##### DATASET CONTENT

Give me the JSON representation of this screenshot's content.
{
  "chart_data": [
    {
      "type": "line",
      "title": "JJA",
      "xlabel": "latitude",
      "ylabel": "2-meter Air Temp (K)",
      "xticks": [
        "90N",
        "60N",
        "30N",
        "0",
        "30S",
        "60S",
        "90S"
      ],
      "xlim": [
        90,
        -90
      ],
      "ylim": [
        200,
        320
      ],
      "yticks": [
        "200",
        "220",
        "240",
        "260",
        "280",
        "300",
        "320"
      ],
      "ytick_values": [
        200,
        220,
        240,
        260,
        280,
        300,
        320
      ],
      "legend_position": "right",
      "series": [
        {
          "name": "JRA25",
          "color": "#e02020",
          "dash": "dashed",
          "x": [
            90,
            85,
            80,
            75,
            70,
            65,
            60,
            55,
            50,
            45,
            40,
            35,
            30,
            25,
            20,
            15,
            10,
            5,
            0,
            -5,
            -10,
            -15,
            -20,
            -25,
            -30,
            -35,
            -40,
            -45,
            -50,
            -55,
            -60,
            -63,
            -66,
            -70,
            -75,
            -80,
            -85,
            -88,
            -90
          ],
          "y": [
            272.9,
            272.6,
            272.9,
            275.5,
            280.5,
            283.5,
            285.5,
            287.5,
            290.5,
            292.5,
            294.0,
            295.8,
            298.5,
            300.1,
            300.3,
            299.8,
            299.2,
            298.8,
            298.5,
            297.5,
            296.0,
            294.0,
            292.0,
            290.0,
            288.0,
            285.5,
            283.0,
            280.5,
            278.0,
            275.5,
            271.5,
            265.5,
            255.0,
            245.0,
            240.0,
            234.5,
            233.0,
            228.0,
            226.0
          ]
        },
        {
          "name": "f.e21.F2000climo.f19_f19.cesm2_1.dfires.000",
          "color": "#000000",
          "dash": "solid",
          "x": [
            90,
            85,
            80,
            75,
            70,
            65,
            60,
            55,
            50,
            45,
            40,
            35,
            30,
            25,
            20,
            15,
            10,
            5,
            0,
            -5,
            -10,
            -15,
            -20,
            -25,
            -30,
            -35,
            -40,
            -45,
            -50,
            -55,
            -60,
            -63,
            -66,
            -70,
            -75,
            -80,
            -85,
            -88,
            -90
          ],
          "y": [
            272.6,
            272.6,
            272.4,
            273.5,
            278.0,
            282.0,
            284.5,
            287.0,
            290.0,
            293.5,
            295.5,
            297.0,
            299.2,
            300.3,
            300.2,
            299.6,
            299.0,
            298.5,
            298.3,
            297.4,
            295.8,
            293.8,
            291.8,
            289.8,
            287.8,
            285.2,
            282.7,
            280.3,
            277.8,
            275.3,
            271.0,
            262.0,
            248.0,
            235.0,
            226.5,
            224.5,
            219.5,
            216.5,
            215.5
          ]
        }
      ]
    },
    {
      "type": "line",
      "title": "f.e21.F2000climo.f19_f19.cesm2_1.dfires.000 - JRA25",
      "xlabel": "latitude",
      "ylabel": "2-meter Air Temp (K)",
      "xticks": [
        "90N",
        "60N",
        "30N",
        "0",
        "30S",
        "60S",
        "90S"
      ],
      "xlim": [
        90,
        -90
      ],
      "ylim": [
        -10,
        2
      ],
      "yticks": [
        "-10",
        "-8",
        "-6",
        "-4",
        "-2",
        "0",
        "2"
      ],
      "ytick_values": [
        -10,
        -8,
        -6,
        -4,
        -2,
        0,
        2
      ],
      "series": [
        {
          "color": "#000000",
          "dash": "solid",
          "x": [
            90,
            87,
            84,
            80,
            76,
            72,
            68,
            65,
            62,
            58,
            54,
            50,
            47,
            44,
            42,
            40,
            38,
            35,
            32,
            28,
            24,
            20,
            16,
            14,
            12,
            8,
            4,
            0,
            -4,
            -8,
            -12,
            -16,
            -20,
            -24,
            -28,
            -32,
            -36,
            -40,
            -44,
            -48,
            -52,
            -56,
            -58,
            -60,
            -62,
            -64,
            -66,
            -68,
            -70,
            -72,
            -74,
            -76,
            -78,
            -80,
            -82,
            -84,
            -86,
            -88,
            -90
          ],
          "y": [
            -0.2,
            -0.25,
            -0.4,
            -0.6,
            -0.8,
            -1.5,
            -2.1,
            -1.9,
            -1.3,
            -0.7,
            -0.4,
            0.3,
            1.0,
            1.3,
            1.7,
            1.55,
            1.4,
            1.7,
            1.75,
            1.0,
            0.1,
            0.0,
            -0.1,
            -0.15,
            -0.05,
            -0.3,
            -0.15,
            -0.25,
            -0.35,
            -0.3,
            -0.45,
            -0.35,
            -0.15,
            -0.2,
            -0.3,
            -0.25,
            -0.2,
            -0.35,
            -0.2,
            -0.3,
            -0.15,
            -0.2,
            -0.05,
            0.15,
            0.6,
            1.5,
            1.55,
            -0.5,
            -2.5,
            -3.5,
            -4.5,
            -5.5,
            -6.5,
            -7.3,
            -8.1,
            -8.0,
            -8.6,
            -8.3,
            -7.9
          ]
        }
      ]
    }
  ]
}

##########

Write out every record shown above, word for word.

= RESULT FOR THIS EXERCISE =
Give me the JSON representation of this screenshot's content.
{
  "chart_data": [
    {
      "type": "line",
      "title": "JJA",
      "xlabel": "latitude",
      "ylabel": "2-meter Air Temp (K)",
      "xticks": [
        "90N",
        "60N",
        "30N",
        "0",
        "30S",
        "60S",
        "90S"
      ],
      "xlim": [
        90,
        -90
      ],
      "ylim": [
        200,
        320
      ],
      "yticks": [
        "200",
        "220",
        "240",
        "260",
        "280",
        "300",
        "320"
      ],
      "ytick_values": [
        200,
        220,
        240,
        260,
        280,
        300,
        320
      ],
      "legend_position": "right",
      "series": [
        {
          "name": "JRA25",
          "color": "#e02020",
          "dash": "dashed",
          "x": [
            90,
            85,
            80,
            75,
            70,
            65,
            60,
            55,
            50,
            45,
            40,
            35,
            30,
            25,
            20,
            15,
            10,
            5,
            0,
            -5,
            -10,
            -15,
            -20,
            -25,
            -30,
            -35,
            -40,
            -45,
            -50,
            -55,
            -60,
            -63,
            -66,
            -70,
            -75,
            -80,
            -85,
            -88,
            -90
          ],
          "y": [
            272.9,
            272.6,
            272.9,
            275.5,
            280.5,
            283.5,
            285.5,
            287.5,
            290.5,
            292.5,
            294.0,
            295.8,
            298.5,
            300.1,
            300.3,
            299.8,
            299.2,
            298.8,
            298.5,
            297.5,
            296.0,
            294.0,
            292.0,
            290.0,
            288.0,
            285.5,
            283.0,
            280.5,
            278.0,
            275.5,
            271.5,
            265.5,
            255.0,
            245.0,
            240.0,
            234.5,
            233.0,
            228.0,
            226.0
          ]
        },
        {
          "name": "f.e21.F2000climo.f19_f19.cesm2_1.dfires.000",
          "color": "#000000",
          "dash": "solid",
          "x": [
            90,
            85,
            80,
            75,
            70,
            65,
            60,
            55,
            50,
            45,
            40,
            35,
            30,
            25,
            20,
            15,
            10,
            5,
            0,
            -5,
            -10,
            -15,
            -20,
            -25,
            -30,
            -35,
            -40,
            -45,
            -50,
            -55,
            -60,
            -63,
            -66,
            -70,
            -75,
            -80,
            -85,
            -88,
            -90
          ],
          "y": [
            272.6,
            272.6,
            272.4,
            273.5,
            278.0,
            282.0,
            284.5,
            287.0,
            290.0,
            293.5,
            295.5,
            297.0,
            299.2,
            300.3,
            300.2,
            299.6,
            299.0,
            298.5,
            298.3,
            297.4,
            295.8,
            293.8,
            291.8,
            289.8,
            287.8,
            285.2,
            282.7,
            280.3,
            277.8,
            275.3,
            271.0,
            262.0,
            248.0,
            235.0,
            226.5,
            224.5,
            219.5,
            216.5,
            215.5
          ]
        }
      ]
    },
    {
      "type": "line",
      "title": "f.e21.F2000climo.f19_f19.cesm2_1.dfires.000 - JRA25",
      "xlabel": "latitude",
      "ylabel": "2-meter Air Temp (K)",
      "xticks": [
        "90N",
        "60N",
        "30N",
        "0",
        "30S",
        "60S",
        "90S"
      ],
      "xlim": [
        90,
        -90
      ],
      "ylim": [
        -10,
        2
      ],
      "yticks": [
        "-10",
        "-8",
        "-6",
        "-4",
        "-2",
        "0",
        "2"
      ],
      "ytick_values": [
        -10,
        -8,
        -6,
        -4,
        -2,
        0,
        2
      ],
      "series": [
        {
          "color": "#000000",
          "dash": "solid",
          "x": [
            90,
            87,
            84,
            80,
            76,
            72,
            68,
            65,
            62,
            58,
            54,
            50,
            47,
            44,
            42,
            40,
            38,
            35,
            32,
            28,
            24,
            20,
            16,
            14,
            12,
            8,
            4,
            0,
            -4,
            -8,
            -12,
            -16,
            -20,
            -24,
            -28,
            -32,
            -36,
            -40,
            -44,
            -48,
            -52,
            -56,
            -58,
            -60,
            -62,
            -64,
            -66,
            -68,
            -70,
            -72,
            -74,
            -76,
            -78,
            -80,
            -82,
            -84,
            -86,
            -88,
            -90
          ],
          "y": [
            -0.2,
            -0.25,
            -0.4,
            -0.6,
            -0.8,
            -1.5,
            -2.1,
            -1.9,
            -1.3,
            -0.7,
            -0.4,
            0.3,
            1.0,
            1.3,
            1.7,
            1.55,
            1.4,
            1.7,
            1.75,
            1.0,
            0.1,
            0.0,
            -0.1,
            -0.15,
            -0.05,
            -0.3,
            -0.15,
            -0.25,
            -0.35,
            -0.3,
            -0.45,
            -0.35,
            -0.15,
            -0.2,
            -0.3,
            -0.25,
            -0.2,
            -0.35,
            -0.2,
            -0.3,
            -0.15,
            -0.2,
            -0.05,
            0.15,
            0.6,
            1.5,
            1.55,
            -0.5,
            -2.5,
            -3.5,
            -4.5,
            -5.5,
            -6.5,
            -7.3,
            -8.1,
            -8.0,
            -8.6,
            -8.3,
            -7.9
          ]
        }
      ]
    }
  ]
}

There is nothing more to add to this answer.